GOAL OF THE EXERCISE:
Reproduce the records below word for word.

EXTRACTED INFORMATION:
▼▼▼
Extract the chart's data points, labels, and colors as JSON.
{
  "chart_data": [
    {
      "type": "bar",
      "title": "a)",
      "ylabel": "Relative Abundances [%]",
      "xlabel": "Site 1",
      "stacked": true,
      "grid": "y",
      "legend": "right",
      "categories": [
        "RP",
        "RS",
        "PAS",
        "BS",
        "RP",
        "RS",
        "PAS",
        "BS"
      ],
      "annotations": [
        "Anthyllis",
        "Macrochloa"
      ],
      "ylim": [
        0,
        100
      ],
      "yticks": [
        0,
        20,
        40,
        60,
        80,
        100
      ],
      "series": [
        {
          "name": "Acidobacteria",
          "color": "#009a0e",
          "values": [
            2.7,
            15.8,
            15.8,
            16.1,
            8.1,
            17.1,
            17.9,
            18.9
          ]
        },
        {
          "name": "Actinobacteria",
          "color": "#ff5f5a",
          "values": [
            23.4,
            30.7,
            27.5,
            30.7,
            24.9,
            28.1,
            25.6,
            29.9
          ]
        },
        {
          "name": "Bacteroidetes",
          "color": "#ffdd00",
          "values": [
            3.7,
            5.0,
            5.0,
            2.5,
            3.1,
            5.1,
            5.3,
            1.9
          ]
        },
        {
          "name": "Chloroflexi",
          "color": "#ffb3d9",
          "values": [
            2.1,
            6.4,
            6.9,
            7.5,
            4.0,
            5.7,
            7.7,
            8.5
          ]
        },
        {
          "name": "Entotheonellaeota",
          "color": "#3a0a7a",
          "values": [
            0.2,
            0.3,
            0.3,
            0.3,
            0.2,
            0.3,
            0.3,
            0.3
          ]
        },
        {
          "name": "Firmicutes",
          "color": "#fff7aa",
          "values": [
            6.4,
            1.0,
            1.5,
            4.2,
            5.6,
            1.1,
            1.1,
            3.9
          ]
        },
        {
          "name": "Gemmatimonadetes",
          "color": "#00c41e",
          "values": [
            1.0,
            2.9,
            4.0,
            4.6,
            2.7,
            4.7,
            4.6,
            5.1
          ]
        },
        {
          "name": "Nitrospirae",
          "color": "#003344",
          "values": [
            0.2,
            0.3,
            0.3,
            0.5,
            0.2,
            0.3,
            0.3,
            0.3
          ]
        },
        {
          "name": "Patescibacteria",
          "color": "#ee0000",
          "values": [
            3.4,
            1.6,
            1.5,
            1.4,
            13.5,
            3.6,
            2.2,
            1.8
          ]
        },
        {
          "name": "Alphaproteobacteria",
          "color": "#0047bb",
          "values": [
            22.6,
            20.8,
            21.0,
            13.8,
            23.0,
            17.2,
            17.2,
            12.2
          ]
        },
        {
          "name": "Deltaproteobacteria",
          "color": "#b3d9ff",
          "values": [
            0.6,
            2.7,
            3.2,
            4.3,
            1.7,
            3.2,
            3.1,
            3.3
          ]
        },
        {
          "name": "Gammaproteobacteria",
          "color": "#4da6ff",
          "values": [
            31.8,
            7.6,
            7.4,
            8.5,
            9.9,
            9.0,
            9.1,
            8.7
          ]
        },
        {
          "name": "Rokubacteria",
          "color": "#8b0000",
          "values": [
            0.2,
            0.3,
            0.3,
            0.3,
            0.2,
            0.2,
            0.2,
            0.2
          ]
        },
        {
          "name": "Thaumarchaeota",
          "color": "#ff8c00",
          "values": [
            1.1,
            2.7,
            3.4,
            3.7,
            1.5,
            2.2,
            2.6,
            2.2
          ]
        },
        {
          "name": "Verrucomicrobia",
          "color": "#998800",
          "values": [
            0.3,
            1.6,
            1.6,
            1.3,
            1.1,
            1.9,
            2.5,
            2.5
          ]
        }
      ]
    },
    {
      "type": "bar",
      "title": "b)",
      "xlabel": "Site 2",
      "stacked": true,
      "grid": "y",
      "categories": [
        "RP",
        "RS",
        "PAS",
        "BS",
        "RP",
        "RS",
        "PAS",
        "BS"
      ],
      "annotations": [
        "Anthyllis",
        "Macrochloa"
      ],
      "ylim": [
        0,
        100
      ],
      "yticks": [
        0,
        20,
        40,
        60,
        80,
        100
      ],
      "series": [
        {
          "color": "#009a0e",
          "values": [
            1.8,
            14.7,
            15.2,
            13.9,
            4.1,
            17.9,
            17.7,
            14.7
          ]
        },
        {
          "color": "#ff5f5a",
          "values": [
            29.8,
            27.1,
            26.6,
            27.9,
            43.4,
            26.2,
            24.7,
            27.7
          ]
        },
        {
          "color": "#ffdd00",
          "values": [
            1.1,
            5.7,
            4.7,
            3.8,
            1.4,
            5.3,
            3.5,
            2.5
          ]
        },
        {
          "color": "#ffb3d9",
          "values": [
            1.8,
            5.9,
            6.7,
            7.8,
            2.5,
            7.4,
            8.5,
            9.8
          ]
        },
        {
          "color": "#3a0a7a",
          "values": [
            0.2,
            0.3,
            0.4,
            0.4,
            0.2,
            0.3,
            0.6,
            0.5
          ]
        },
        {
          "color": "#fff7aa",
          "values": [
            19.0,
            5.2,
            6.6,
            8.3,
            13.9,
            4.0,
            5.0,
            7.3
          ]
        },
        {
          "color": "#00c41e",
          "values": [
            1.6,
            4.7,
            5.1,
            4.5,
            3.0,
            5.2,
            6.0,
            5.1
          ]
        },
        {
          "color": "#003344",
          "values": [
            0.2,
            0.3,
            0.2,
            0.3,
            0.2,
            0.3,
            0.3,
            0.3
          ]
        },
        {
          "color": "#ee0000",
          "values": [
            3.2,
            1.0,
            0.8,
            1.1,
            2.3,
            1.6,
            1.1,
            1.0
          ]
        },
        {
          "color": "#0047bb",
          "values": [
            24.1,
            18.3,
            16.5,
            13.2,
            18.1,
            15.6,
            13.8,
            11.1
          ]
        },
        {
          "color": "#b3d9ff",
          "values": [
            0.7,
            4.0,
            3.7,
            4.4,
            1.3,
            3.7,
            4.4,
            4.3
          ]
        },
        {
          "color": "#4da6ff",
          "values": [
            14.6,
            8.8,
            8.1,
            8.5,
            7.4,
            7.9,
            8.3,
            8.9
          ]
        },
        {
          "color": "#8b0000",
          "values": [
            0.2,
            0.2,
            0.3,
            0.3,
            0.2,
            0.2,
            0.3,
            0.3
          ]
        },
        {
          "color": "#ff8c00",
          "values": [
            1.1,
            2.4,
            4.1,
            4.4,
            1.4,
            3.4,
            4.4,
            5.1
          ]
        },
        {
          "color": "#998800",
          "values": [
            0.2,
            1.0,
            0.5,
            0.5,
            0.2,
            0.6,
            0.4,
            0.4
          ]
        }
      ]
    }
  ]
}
▲▲▲
WRITTEN REPLY:
Extract the chart's data points, labels, and colors as JSON.
{
  "chart_data": [
    {
      "type": "bar",
      "title": "a)",
      "ylabel": "Relative Abundances [%]",
      "xlabel": "Site 1",
      "stacked": true,
      "grid": "y",
      "legend": "right",
      "categories": [
        "RP",
        "RS",
        "PAS",
        "BS",
        "RP",
        "RS",
        "PAS",
        "BS"
      ],
      "annotations": [
        "Anthyllis",
        "Macrochloa"
      ],
      "ylim": [
        0,
        100
      ],
      "yticks": [
        0,
        20,
        40,
        60,
        80,
        100
      ],
      "series": [
        {
          "name": "Acidobacteria",
          "color": "#009a0e",
          "values": [
            2.7,
            15.8,
            15.8,
            16.1,
            8.1,
            17.1,
            17.9,
            18.9
          ]
        },
        {
          "name": "Actinobacteria",
          "color": "#ff5f5a",
          "values": [
            23.4,
            30.7,
            27.5,
            30.7,
            24.9,
            28.1,
            25.6,
            29.9
          ]
        },
        {
          "name": "Bacteroidetes",
          "color": "#ffdd00",
          "values": [
            3.7,
            5.0,
            5.0,
            2.5,
            3.1,
            5.1,
            5.3,
            1.9
          ]
        },
        {
          "name": "Chloroflexi",
          "color": "#ffb3d9",
          "values": [
            2.1,
            6.4,
            6.9,
            7.5,
            4.0,
            5.7,
            7.7,
            8.5
          ]
        },
        {
          "name": "Entotheonellaeota",
          "color": "#3a0a7a",
          "values": [
            0.2,
            0.3,
            0.3,
            0.3,
            0.2,
            0.3,
            0.3,
            0.3
          ]
        },
        {
          "name": "Firmicutes",
          "color": "#fff7aa",
          "values": [
            6.4,
            1.0,
            1.5,
            4.2,
            5.6,
            1.1,
            1.1,
            3.9
          ]
        },
        {
          "name": "Gemmatimonadetes",
          "color": "#00c41e",
          "values": [
            1.0,
            2.9,
            4.0,
            4.6,
            2.7,
            4.7,
            4.6,
            5.1
          ]
        },
        {
          "name": "Nitrospirae",
          "color": "#003344",
          "values": [
            0.2,
            0.3,
            0.3,
            0.5,
            0.2,
            0.3,
            0.3,
            0.3
          ]
        },
        {
          "name": "Patescibacteria",
          "color": "#ee0000",
          "values": [
            3.4,
            1.6,
            1.5,
            1.4,
            13.5,
            3.6,
            2.2,
            1.8
          ]
        },
        {
          "name": "Alphaproteobacteria",
          "color": "#0047bb",
          "values": [
            22.6,
            20.8,
            21.0,
            13.8,
            23.0,
            17.2,
            17.2,
            12.2
          ]
        },
        {
          "name": "Deltaproteobacteria",
          "color": "#b3d9ff",
          "values": [
            0.6,
            2.7,
            3.2,
            4.3,
            1.7,
            3.2,
            3.1,
            3.3
          ]
        },
        {
          "name": "Gammaproteobacteria",
          "color": "#4da6ff",
          "values": [
            31.8,
            7.6,
            7.4,
            8.5,
            9.9,
            9.0,
            9.1,
            8.7
          ]
        },
        {
          "name": "Rokubacteria",
          "color": "#8b0000",
          "values": [
            0.2,
            0.3,
            0.3,
            0.3,
            0.2,
            0.2,
            0.2,
            0.2
          ]
        },
        {
          "name": "Thaumarchaeota",
          "color": "#ff8c00",
          "values": [
            1.1,
            2.7,
            3.4,
            3.7,
            1.5,
            2.2,
            2.6,
            2.2
          ]
        },
        {
          "name": "Verrucomicrobia",
          "color": "#998800",
          "values": [
            0.3,
            1.6,
            1.6,
            1.3,
            1.1,
            1.9,
            2.5,
            2.5
          ]
        }
      ]
    },
    {
      "type": "bar",
      "title": "b)",
      "xlabel": "Site 2",
      "stacked": true,
      "grid": "y",
      "categories": [
        "RP",
        "RS",
        "PAS",
        "BS",
        "RP",
        "RS",
        "PAS",
        "BS"
      ],
      "annotations": [
        "Anthyllis",
        "Macrochloa"
      ],
      "ylim": [
        0,
        100
      ],
      "yticks": [
        0,
        20,
        40,
        60,
        80,
        100
      ],
      "series": [
        {
          "color": "#009a0e",
          "values": [
            1.8,
            14.7,
            15.2,
            13.9,
            4.1,
            17.9,
            17.7,
            14.7
          ]
        },
        {
          "color": "#ff5f5a",
          "values": [
            29.8,
            27.1,
            26.6,
            27.9,
            43.4,
            26.2,
            24.7,
            27.7
          ]
        },
        {
          "color": "#ffdd00",
          "values": [
            1.1,
            5.7,
            4.7,
            3.8,
            1.4,
            5.3,
            3.5,
            2.5
          ]
        },
        {
          "color": "#ffb3d9",
          "values": [
            1.8,
            5.9,
            6.7,
            7.8,
            2.5,
            7.4,
            8.5,
            9.8
          ]
        },
        {
          "color": "#3a0a7a",
          "values": [
            0.2,
            0.3,
            0.4,
            0.4,
            0.2,
            0.3,
            0.6,
            0.5
          ]
        },
        {
          "color": "#fff7aa",
          "values": [
            19.0,
            5.2,
            6.6,
            8.3,
            13.9,
            4.0,
            5.0,
            7.3
          ]
        },
        {
          "color": "#00c41e",
          "values": [
            1.6,
            4.7,
            5.1,
            4.5,
            3.0,
            5.2,
            6.0,
            5.1
          ]
        },
        {
          "color": "#003344",
          "values": [
            0.2,
            0.3,
            0.2,
            0.3,
            0.2,
            0.3,
            0.3,
            0.3
          ]
        },
        {
          "color": "#ee0000",
          "values": [
            3.2,
            1.0,
            0.8,
            1.1,
            2.3,
            1.6,
            1.1,
            1.0
          ]
        },
        {
          "color": "#0047bb",
          "values": [
            24.1,
            18.3,
            16.5,
            13.2,
            18.1,
            15.6,
            13.8,
            11.1
          ]
        },
        {
          "color": "#b3d9ff",
          "values": [
            0.7,
            4.0,
            3.7,
            4.4,
            1.3,
            3.7,
            4.4,
            4.3
          ]
        },
        {
          "color": "#4da6ff",
          "values": [
            14.6,
            8.8,
            8.1,
            8.5,
            7.4,
            7.9,
            8.3,
            8.9
          ]
        },
        {
          "color": "#8b0000",
          "values": [
            0.2,
            0.2,
            0.3,
            0.3,
            0.2,
            0.2,
            0.3,
            0.3
          ]
        },
        {
          "color": "#ff8c00",
          "values": [
            1.1,
            2.4,
            4.1,
            4.4,
            1.4,
            3.4,
            4.4,
            5.1
          ]
        },
        {
          "color": "#998800",
          "values": [
            0.2,
            1.0,
            0.5,
            0.5,
            0.2,
            0.6,
            0.4,
            0.4
          ]
        }
      ]
    }
  ]
}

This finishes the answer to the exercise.